WHAT IS EXPECTED: Provide nothing beyond the count of lines that include the string "ylabel".

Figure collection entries
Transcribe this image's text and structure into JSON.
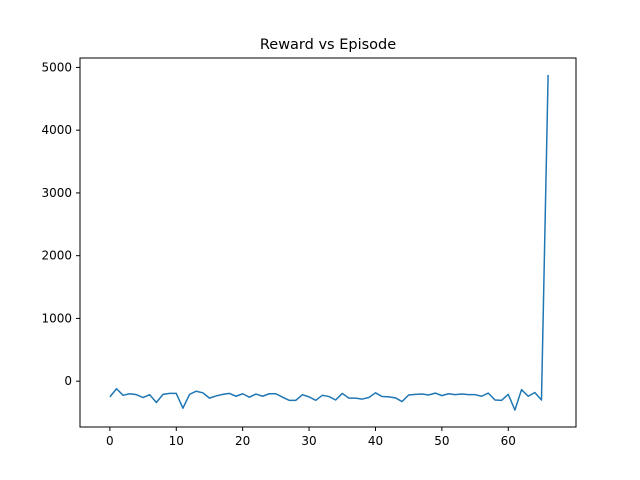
{
  "chart_data": {
    "type": "line",
    "title": "Reward vs Episode",
    "xlabel": "",
    "ylabel": "",
    "xlim": [
      -4.5,
      70.2
    ],
    "ylim": [
      -730,
      5150
    ],
    "x_ticks": [
      0,
      10,
      20,
      30,
      40,
      50,
      60
    ],
    "y_ticks": [
      0,
      1000,
      2000,
      3000,
      4000,
      5000
    ],
    "grid": false,
    "legend": "none",
    "line_color": "#1f77b4",
    "series": [
      {
        "x": [
          0,
          1,
          2,
          3,
          4,
          5,
          6,
          7,
          8,
          9,
          10,
          11,
          12,
          13,
          14,
          15,
          16,
          17,
          18,
          19,
          20,
          21,
          22,
          23,
          24,
          25,
          26,
          27,
          28,
          29,
          30,
          31,
          32,
          33,
          34,
          35,
          36,
          37,
          38,
          39,
          40,
          41,
          42,
          43,
          44,
          45,
          46,
          47,
          48,
          49,
          50,
          51,
          52,
          53,
          54,
          55,
          56,
          57,
          58,
          59,
          60,
          61,
          62,
          63,
          64,
          65,
          66
        ],
        "values": [
          -250,
          -120,
          -225,
          -200,
          -215,
          -260,
          -215,
          -340,
          -210,
          -195,
          -195,
          -430,
          -210,
          -160,
          -185,
          -270,
          -235,
          -210,
          -195,
          -240,
          -200,
          -255,
          -205,
          -240,
          -200,
          -200,
          -255,
          -305,
          -305,
          -215,
          -250,
          -305,
          -225,
          -245,
          -300,
          -195,
          -270,
          -270,
          -285,
          -260,
          -185,
          -245,
          -250,
          -265,
          -325,
          -220,
          -210,
          -205,
          -220,
          -190,
          -230,
          -200,
          -215,
          -205,
          -215,
          -215,
          -240,
          -190,
          -300,
          -305,
          -210,
          -460,
          -135,
          -240,
          -180,
          -300,
          4880
        ]
      }
    ]
  }
}
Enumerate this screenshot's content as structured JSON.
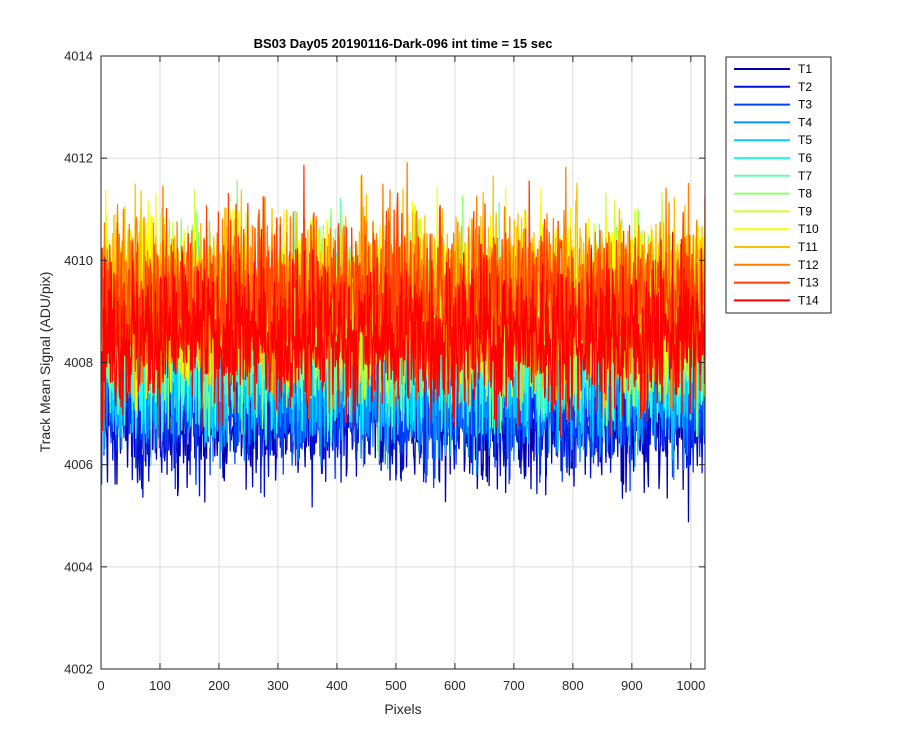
{
  "chart_data": {
    "type": "line",
    "title": "BS03 Day05 20190116-Dark-096 int time = 15 sec",
    "xlabel": "Pixels",
    "ylabel": "Track Mean Signal (ADU/pix)",
    "xlim": [
      0,
      1024
    ],
    "ylim": [
      4002,
      4014
    ],
    "xticks": [
      "0",
      "100",
      "200",
      "300",
      "400",
      "500",
      "600",
      "700",
      "800",
      "900",
      "1000"
    ],
    "yticks": [
      "4002",
      "4004",
      "4006",
      "4008",
      "4010",
      "4012",
      "4014"
    ],
    "grid": true,
    "legend_position": "outside-top-right",
    "n_points": 1024,
    "series": [
      {
        "name": "T1",
        "color": "#0000b0",
        "mean": 4006.9,
        "spread": 1.0
      },
      {
        "name": "T2",
        "color": "#0010d8",
        "mean": 4007.1,
        "spread": 1.0
      },
      {
        "name": "T3",
        "color": "#0040ff",
        "mean": 4007.3,
        "spread": 1.0
      },
      {
        "name": "T4",
        "color": "#0090ff",
        "mean": 4007.6,
        "spread": 1.1
      },
      {
        "name": "T5",
        "color": "#00d0ff",
        "mean": 4008.0,
        "spread": 1.2
      },
      {
        "name": "T6",
        "color": "#20ffef",
        "mean": 4008.3,
        "spread": 1.2
      },
      {
        "name": "T7",
        "color": "#60ffaf",
        "mean": 4008.6,
        "spread": 1.3
      },
      {
        "name": "T8",
        "color": "#90ff70",
        "mean": 4008.9,
        "spread": 1.3
      },
      {
        "name": "T9",
        "color": "#d0ff30",
        "mean": 4009.1,
        "spread": 1.3
      },
      {
        "name": "T10",
        "color": "#ffff00",
        "mean": 4009.3,
        "spread": 1.3
      },
      {
        "name": "T11",
        "color": "#ffc000",
        "mean": 4009.4,
        "spread": 1.3
      },
      {
        "name": "T12",
        "color": "#ff8000",
        "mean": 4009.3,
        "spread": 1.3
      },
      {
        "name": "T13",
        "color": "#ff4000",
        "mean": 4009.2,
        "spread": 1.3
      },
      {
        "name": "T14",
        "color": "#ff0000",
        "mean": 4008.5,
        "spread": 1.2
      }
    ]
  }
}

EXERCISE RESPONSE: 2